## The task
Below are records; count the lines that contain "quasi" and give only the total.

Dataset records

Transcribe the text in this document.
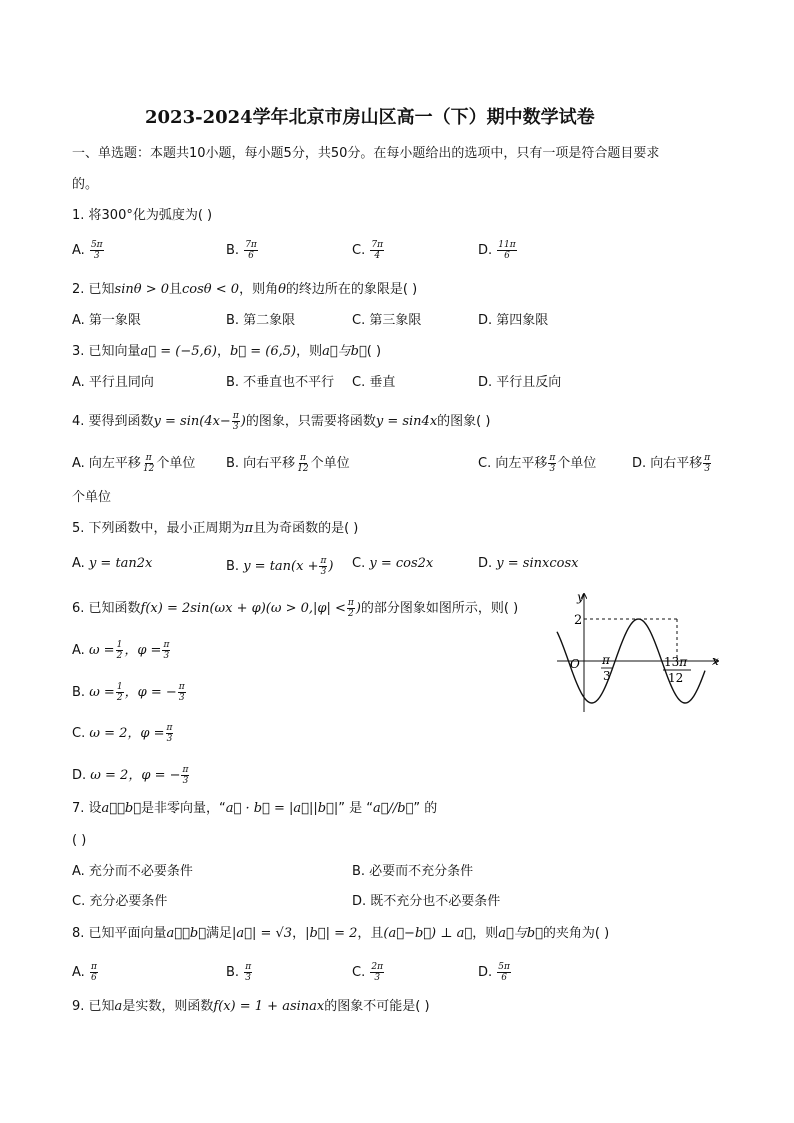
2023-2024学年北京市房山区高一（下）期中数学试卷
一、单选题：本题共10小题，每小题5分，共50分。在每小题给出的选项中，只有一项是符合题目要求
的。
1. 将300°化为弧度为( )
A. $\frac{5\pi}{3}$	B. $\frac{7\pi}{6}$	C. $\frac{7\pi}{4}$	D. $\frac{11\pi}{6}$
2. 已知sinθ > 0且cosθ < 0，则角θ的终边所在的象限是( )
A. 第一象限	B. 第二象限	C. 第三象限	D. 第四象限
3. 已知向量a⃗ = (−5,6)，b⃗ = (6,5)，则a⃗与b⃗( )
A. 平行且同向	B. 不垂直也不平行 C. 垂直	D. 平行且反向
4. 要得到函数$y = \sin(4x- \frac{\pi}{3}$ )的图象，只需要将函数y = sin4x的图象( )
A. 向左平移 $\frac{\pi}{12}$ 个单位 B. 向右平移 $\frac{\pi}{12}$ 个单位	C. 向左平移 $\frac{\pi}{3}$ 个单位	D. 向右平移 $\frac{\pi}{3}$
个单位
5. 下列函数中，最小正周期为π且为奇函数的是( )
A. y = tan2x	B. $y = \tan(x + \frac{\pi}{3}$ ) C. y = cos2x	D. y = sinxcosx
6. 已知函数$f(x) = 2\sin(\omega x + \varphi)(\omega > 0,|\varphi| < \frac{\pi}{2}$ )的部分图象如图所示，则( )
A. $\omega = \frac{1}{2}$ ，$\varphi = \frac{\pi}{3}$
B. $\omega = \frac{1}{2}$ ，φ = − $\frac{\pi}{3}$
C. ω = 2，$\varphi = \frac{\pi}{3}$
D. ω = 2，φ = − $\frac{\pi}{3}$
y
x
O
2
π
3
13π
12
7. 设a⃗，b⃗是非零向量，“a⃗ · b⃗ = |a⃗||b⃗|” 是 “a⃗//b⃗” 的
( )
A. 充分而不必要条件	B. 必要而不充分条件
C. 充分必要条件	D. 既不充分也不必要条件
8. 已知平面向量a⃗，b⃗满足|a⃗| = √3，|b⃗| = 2，且(a⃗−b⃗) ⊥ a⃗，则a⃗与b⃗的夹角为( )
A. $\frac{\pi}{6}$	B. $\frac{\pi}{3}$	C. $\frac{2\pi}{3}$	D. $\frac{5\pi}{6}$
9. 已知a是实数，则函数f(x) = 1 + asinax的图象不可能是( )
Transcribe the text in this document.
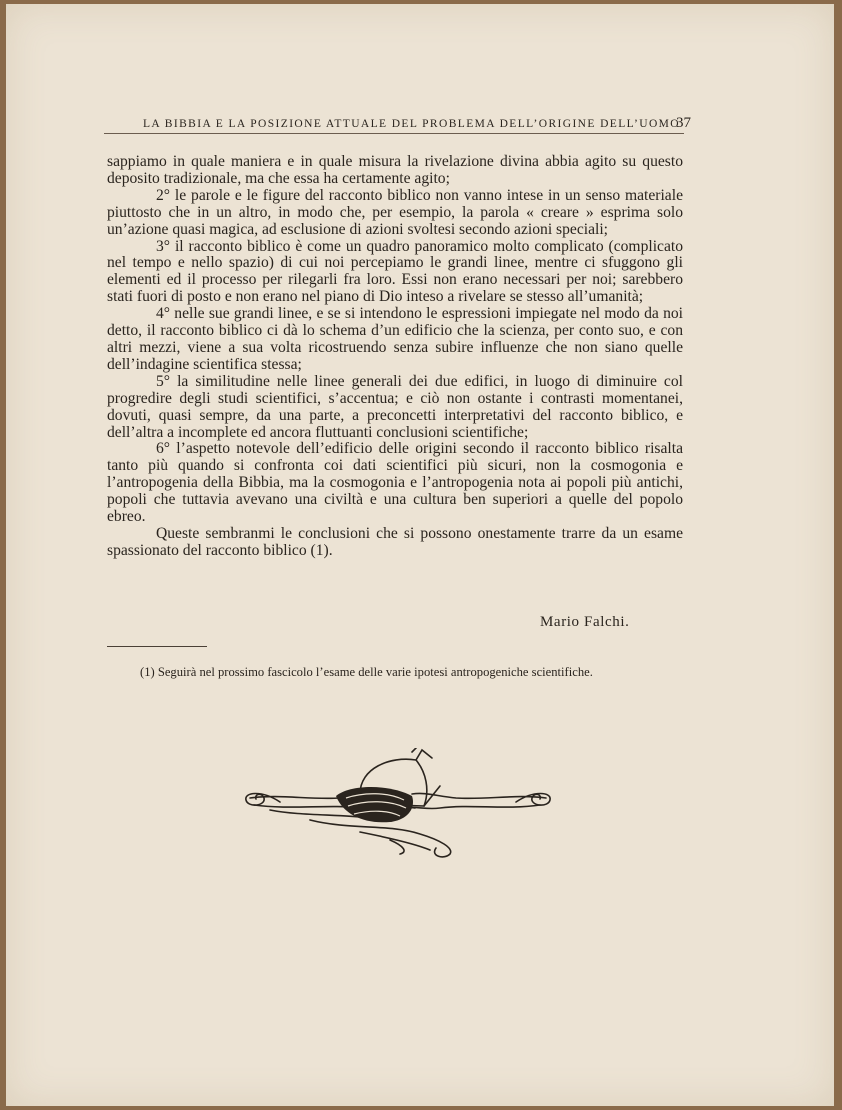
LA BIBBIA E LA POSIZIONE ATTUALE DEL PROBLEMA DELL’ORIGINE DELL’UOMO
37

sappiamo in quale maniera e in quale misura la rivelazione divina abbia agito su questo deposito tradizionale, ma che essa ha certamente agito;

2° le parole e le figure del racconto biblico non vanno intese in un senso materiale piuttosto che in un altro, in modo che, per esempio, la parola « creare » esprima solo un’azione quasi magica, ad esclusione di azioni svoltesi secondo azioni speciali;

3° il racconto biblico è come un quadro panoramico molto complicato (complicato nel tempo e nello spazio) di cui noi percepiamo le grandi linee, mentre ci sfuggono gli elementi ed il processo per rilegarli fra loro. Essi non erano necessari per noi; sarebbero stati fuori di posto e non erano nel piano di Dio inteso a rivelare se stesso all’umanità;

4° nelle sue grandi linee, e se si intendono le espressioni impiegate nel modo da noi detto, il racconto biblico ci dà lo schema d’un edificio che la scienza, per conto suo, e con altri mezzi, viene a sua volta ricostruendo senza subire influenze che non siano quelle dell’indagine scientifica stessa;

5° la similitudine nelle linee generali dei due edifici, in luogo di diminuire col progredire degli studi scientifici, s’accentua; e ciò non ostante i contrasti momentanei, dovuti, quasi sempre, da una parte, a preconcetti interpretativi del racconto biblico, e dell’altra a incomplete ed ancora fluttuanti conclusioni scientifiche;

6° l’aspetto notevole dell’edificio delle origini secondo il racconto biblico risalta tanto più quando si confronta coi dati scientifici più sicuri, non la cosmogonia e l’antropogenia della Bibbia, ma la cosmogonia e l’antropogenia nota ai popoli più antichi, popoli che tuttavia avevano una civiltà e una cultura ben superiori a quelle del popolo ebreo.

Queste sembranmi le conclusioni che si possono onestamente trarre da un esame spassionato del racconto biblico (1).

Mario Falchi.
(1) Seguirà nel prossimo fascicolo l’esame delle varie ipotesi antropogeniche scientifiche.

## Task solution
2